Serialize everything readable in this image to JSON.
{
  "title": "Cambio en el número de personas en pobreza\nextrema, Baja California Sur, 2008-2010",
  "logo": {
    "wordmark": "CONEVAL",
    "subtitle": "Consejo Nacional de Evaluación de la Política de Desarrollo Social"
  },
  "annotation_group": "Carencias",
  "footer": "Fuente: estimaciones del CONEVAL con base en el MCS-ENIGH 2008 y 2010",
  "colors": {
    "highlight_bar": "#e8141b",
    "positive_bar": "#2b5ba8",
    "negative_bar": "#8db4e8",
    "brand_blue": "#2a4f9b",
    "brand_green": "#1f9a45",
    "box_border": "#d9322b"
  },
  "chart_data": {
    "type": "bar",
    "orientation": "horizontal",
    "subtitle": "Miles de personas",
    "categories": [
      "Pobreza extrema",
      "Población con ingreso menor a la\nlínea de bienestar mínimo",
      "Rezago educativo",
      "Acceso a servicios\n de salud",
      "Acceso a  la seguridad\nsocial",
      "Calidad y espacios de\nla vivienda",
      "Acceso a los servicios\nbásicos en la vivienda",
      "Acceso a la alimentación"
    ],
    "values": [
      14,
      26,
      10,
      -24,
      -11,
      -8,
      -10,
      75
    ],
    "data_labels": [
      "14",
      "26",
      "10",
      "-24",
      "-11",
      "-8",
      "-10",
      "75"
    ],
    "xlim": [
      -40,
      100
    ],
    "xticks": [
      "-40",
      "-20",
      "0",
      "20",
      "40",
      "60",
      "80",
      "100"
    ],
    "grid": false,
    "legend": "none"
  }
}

□ □ □ □ □ □ □

= WORK TO COMPLETE =
How many lines in these entries contain the string "personas"? State the number and nothing more.

= FINISHED EXERCISE =
2